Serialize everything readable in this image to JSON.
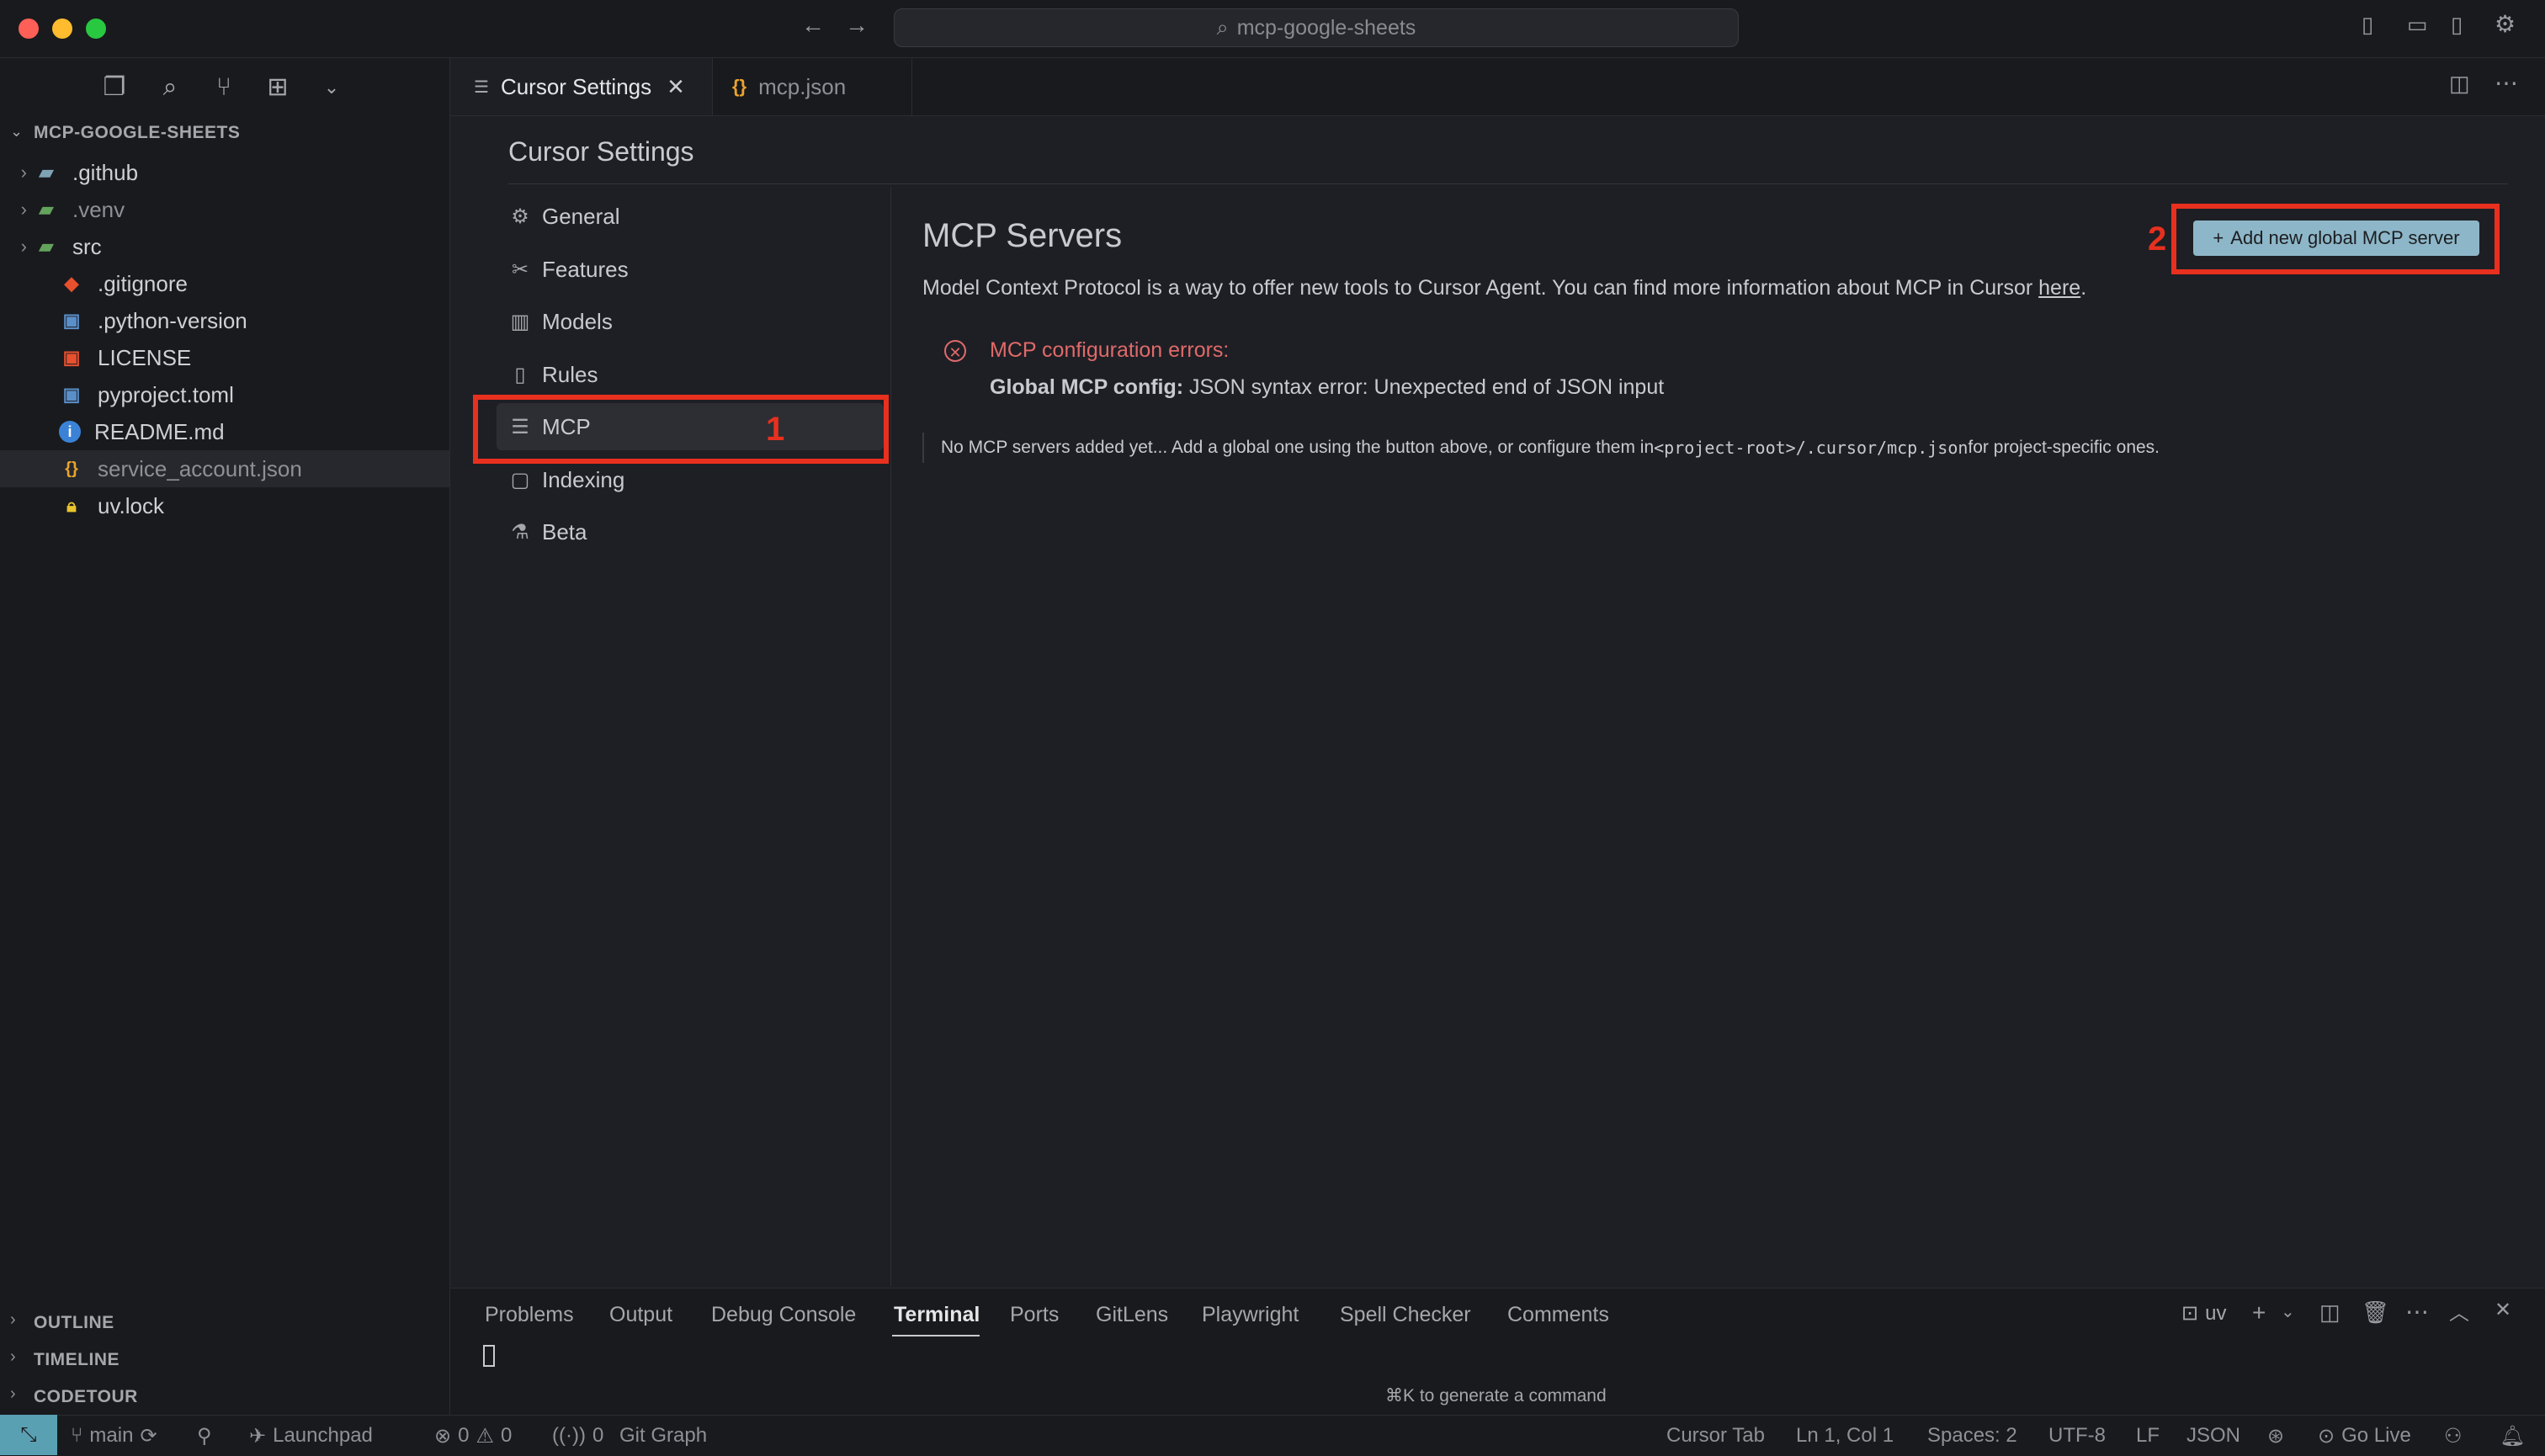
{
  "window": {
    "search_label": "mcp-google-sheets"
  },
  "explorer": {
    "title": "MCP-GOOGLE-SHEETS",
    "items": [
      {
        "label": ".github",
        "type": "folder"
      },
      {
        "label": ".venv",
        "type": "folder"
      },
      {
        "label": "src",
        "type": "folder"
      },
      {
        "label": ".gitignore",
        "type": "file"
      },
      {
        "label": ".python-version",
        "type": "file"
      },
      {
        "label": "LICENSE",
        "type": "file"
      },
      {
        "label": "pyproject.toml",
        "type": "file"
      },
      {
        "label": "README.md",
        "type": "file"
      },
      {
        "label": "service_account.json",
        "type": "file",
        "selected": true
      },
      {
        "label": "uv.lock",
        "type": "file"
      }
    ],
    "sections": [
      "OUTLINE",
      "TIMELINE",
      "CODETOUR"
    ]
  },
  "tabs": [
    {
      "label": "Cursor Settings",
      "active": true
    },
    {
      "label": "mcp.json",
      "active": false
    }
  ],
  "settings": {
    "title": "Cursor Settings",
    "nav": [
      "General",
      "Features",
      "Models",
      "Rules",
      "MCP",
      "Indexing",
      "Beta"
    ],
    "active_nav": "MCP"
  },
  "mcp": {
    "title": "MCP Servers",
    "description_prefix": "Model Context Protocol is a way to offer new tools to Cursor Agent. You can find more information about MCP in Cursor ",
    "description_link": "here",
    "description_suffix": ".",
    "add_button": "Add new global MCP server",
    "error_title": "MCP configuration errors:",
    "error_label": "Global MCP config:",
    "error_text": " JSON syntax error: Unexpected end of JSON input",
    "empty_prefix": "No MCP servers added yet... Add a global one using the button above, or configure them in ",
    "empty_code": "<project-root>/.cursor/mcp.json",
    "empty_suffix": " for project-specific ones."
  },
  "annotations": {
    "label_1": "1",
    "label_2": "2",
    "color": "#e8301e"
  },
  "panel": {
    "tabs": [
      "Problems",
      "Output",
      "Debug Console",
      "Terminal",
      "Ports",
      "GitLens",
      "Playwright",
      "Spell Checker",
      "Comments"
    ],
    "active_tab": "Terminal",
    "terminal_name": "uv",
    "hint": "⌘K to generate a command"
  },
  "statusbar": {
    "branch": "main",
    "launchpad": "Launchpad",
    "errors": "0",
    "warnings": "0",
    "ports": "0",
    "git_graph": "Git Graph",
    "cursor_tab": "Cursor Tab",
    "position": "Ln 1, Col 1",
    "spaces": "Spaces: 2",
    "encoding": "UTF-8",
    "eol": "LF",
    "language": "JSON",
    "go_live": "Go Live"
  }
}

What the task requires.
Set down every entry word for word, but omit the pictures.

Complete output.
Serialize everything readable in this image to JSON.
{
  "window": {
    "search_label": "mcp-google-sheets"
  },
  "explorer": {
    "title": "MCP-GOOGLE-SHEETS",
    "items": [
      {
        "label": ".github",
        "type": "folder"
      },
      {
        "label": ".venv",
        "type": "folder"
      },
      {
        "label": "src",
        "type": "folder"
      },
      {
        "label": ".gitignore",
        "type": "file"
      },
      {
        "label": ".python-version",
        "type": "file"
      },
      {
        "label": "LICENSE",
        "type": "file"
      },
      {
        "label": "pyproject.toml",
        "type": "file"
      },
      {
        "label": "README.md",
        "type": "file"
      },
      {
        "label": "service_account.json",
        "type": "file",
        "selected": true
      },
      {
        "label": "uv.lock",
        "type": "file"
      }
    ],
    "sections": [
      "OUTLINE",
      "TIMELINE",
      "CODETOUR"
    ]
  },
  "tabs": [
    {
      "label": "Cursor Settings",
      "active": true
    },
    {
      "label": "mcp.json",
      "active": false
    }
  ],
  "settings": {
    "title": "Cursor Settings",
    "nav": [
      "General",
      "Features",
      "Models",
      "Rules",
      "MCP",
      "Indexing",
      "Beta"
    ],
    "active_nav": "MCP"
  },
  "mcp": {
    "title": "MCP Servers",
    "description_prefix": "Model Context Protocol is a way to offer new tools to Cursor Agent. You can find more information about MCP in Cursor ",
    "description_link": "here",
    "description_suffix": ".",
    "add_button": "Add new global MCP server",
    "error_title": "MCP configuration errors:",
    "error_label": "Global MCP config:",
    "error_text": " JSON syntax error: Unexpected end of JSON input",
    "empty_prefix": "No MCP servers added yet... Add a global one using the button above, or configure them in ",
    "empty_code": "<project-root>/.cursor/mcp.json",
    "empty_suffix": " for project-specific ones."
  },
  "annotations": {
    "label_1": "1",
    "label_2": "2",
    "color": "#e8301e"
  },
  "panel": {
    "tabs": [
      "Problems",
      "Output",
      "Debug Console",
      "Terminal",
      "Ports",
      "GitLens",
      "Playwright",
      "Spell Checker",
      "Comments"
    ],
    "active_tab": "Terminal",
    "terminal_name": "uv",
    "hint": "⌘K to generate a command"
  },
  "statusbar": {
    "branch": "main",
    "launchpad": "Launchpad",
    "errors": "0",
    "warnings": "0",
    "ports": "0",
    "git_graph": "Git Graph",
    "cursor_tab": "Cursor Tab",
    "position": "Ln 1, Col 1",
    "spaces": "Spaces: 2",
    "encoding": "UTF-8",
    "eol": "LF",
    "language": "JSON",
    "go_live": "Go Live"
  }
}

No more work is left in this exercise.